◆ Kaynak metin:
Bazı hayvanları öldürme konusunda dindar halkımızın içine birçok hurafeler de girmiştir nedense. Bunlardan biri olan yedi kertenkele öldürmenin bir hac sevabı kazandıracağına inanan Molla Hamid de vardı. Gezintiye çıktığında bir taşın üzerinde güneşlenen kertenkeleyi öldürdüğünden söz eden Molla Hamide üzüntüsünü yansıtan Bediüzzamanın şu soruları da ilginçtir:
-O hayvan sana taarruz etti mi?
-Elinden bir şeyini aldı mı?.
-O hayvanın rızkını sen mi veriyorsun?
-Senin mülkünde mi, arazinde mi geziniyordu?
-Sen mi yarattın?
-Bu hayvanların niçin yaratıldıklarını, yani fıtrî vazifelerini biliyor musun?
Molla Hamidde ses ve cevap yok. Ve o zaman Bediüzzaman hayvanların yaratılmasındaki hikmeti şu veciz sözlerle ruhuna nakşetmek ister: Bu hayvanı yaratan Hâlik, senin öldürmen için mi yaratmış? Sana kim dedi öldür? Bu hayvanların yaratılışında binlerle hikmet var. Bu hikmetler saymakla bitmez. Onu öldürmekle hata etmişsin.
Bediüzzaman hayvanlar konusunda, hangi tür olursa olsun, son derece duyarlıydı. Cumhuriyetçi olmaları dolayısıyla karıncalara karşı hem ilgisi ve hem de sevgisi vardı. Yine Molla Hamidden: Bir gün Üstadlarına bir oda yapıyorlardı. Kazarken karınca yuvası çıktı. Üstad yuvayı görünce orayı kazmamalarını emretti. Sebebini sorduklarında ise Bir ev yıkıp bir ev yapmak olur mu? dedi. Yine Bediüzzaman karıncaların yanına geldiğinde ekmek, bulgur ve şeker koyardı. Şekeri niçin koyduğunu sorduklarında da gülerek Bu da onların çayı olsun derdi.
Sayıya gelmez sinek türleri var ve her türü de yine sayıya gelmez çokluktadır. Sineklerin ne önemi var demede bir beis görmeyiz belki. Ama hayır, her canlının kendine ve konumuna göre hikmeti var. Yüzbaşı Refet Barutçu anlatıyor: Biz sinekleri dışarı kovalamaya çalışırdık. Bediüzzaman soğuk diye buna razı olmuyordu ve arkasından şunu ekliyordu: Bunların zaten ömrü az kaldı. Yarın bunlar ölecekler. Bunlar benim gece arkadaşlarımdır.
Bir boğazdan gelen iki adam boyundaki koca yılana eline aldığı taşla vurmak için hazırlanan Mehmet Abbas Karayı ne yapıyorsun? diye durdurmuş Bediüzzaman, o gelsin, dokunmaz, sürünsün, taş vurmak yok demiş. Bediüzzaman bize canlıları öldürmeye izin yok diyerek ona ders vermiş.

◆ Verilen liste:
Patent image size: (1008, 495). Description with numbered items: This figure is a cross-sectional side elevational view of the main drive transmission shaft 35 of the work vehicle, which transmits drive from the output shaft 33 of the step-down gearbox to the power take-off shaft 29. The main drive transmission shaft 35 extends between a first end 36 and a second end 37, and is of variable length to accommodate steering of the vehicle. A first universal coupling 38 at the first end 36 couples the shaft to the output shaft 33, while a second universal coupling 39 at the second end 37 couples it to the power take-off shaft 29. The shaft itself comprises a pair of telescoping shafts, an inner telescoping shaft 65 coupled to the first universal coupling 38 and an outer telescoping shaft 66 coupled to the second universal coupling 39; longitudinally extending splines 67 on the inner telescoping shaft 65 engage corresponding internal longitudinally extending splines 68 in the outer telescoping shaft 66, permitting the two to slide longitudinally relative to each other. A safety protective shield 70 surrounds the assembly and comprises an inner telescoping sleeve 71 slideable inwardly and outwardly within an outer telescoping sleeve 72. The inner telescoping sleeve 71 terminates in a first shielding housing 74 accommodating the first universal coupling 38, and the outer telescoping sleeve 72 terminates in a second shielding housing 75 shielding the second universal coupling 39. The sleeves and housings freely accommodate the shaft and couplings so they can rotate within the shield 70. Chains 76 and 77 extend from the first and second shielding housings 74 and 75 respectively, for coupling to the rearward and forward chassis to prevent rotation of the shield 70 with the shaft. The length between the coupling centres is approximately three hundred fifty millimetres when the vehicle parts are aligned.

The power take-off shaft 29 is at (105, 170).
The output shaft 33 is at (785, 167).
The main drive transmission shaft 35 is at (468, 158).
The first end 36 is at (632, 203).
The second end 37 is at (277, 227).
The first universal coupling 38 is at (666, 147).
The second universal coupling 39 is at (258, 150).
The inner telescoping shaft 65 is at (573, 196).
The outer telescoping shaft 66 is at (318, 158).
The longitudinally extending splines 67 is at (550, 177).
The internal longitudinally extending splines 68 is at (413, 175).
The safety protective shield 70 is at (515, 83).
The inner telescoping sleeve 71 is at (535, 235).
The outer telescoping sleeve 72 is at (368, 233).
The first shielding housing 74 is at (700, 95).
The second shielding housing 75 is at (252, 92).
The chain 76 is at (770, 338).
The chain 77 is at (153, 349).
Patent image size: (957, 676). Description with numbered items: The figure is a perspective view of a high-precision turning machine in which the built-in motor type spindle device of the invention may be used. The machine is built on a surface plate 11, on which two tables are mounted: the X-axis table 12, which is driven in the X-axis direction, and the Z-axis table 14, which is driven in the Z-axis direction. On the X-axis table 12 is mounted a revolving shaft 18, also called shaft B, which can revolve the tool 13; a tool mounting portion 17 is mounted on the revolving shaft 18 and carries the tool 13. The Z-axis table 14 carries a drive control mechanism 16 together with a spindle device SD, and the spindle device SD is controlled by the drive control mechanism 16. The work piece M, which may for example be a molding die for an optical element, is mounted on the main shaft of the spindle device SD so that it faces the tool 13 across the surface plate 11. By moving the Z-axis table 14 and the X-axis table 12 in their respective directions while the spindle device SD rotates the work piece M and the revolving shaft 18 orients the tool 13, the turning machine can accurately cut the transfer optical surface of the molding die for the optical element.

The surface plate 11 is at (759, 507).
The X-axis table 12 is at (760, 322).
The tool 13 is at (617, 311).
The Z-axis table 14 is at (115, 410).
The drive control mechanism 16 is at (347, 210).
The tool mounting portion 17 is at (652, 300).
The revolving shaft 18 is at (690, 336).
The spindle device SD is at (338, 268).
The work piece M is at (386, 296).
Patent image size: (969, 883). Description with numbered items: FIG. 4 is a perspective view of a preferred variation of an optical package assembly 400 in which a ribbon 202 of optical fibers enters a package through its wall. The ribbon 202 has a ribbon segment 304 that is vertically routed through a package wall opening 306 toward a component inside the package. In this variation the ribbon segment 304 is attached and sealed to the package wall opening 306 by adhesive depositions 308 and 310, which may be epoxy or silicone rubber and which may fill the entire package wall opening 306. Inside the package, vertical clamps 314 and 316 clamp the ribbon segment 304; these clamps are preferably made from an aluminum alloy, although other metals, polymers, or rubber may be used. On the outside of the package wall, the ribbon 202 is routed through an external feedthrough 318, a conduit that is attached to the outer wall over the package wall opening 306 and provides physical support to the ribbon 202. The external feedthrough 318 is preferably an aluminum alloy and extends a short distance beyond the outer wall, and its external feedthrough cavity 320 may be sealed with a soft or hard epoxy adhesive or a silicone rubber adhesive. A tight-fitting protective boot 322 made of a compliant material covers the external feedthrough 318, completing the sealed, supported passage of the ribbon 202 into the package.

◆ Alıştırma amacı:
Kaynak metne göre Bediüzzaman, karıncaların yanına neden şeker koyduğu sorulduğunda gülerek ne derdi?

◆ Görev çözümü:
"Bu da onların çayı olsun" derdi.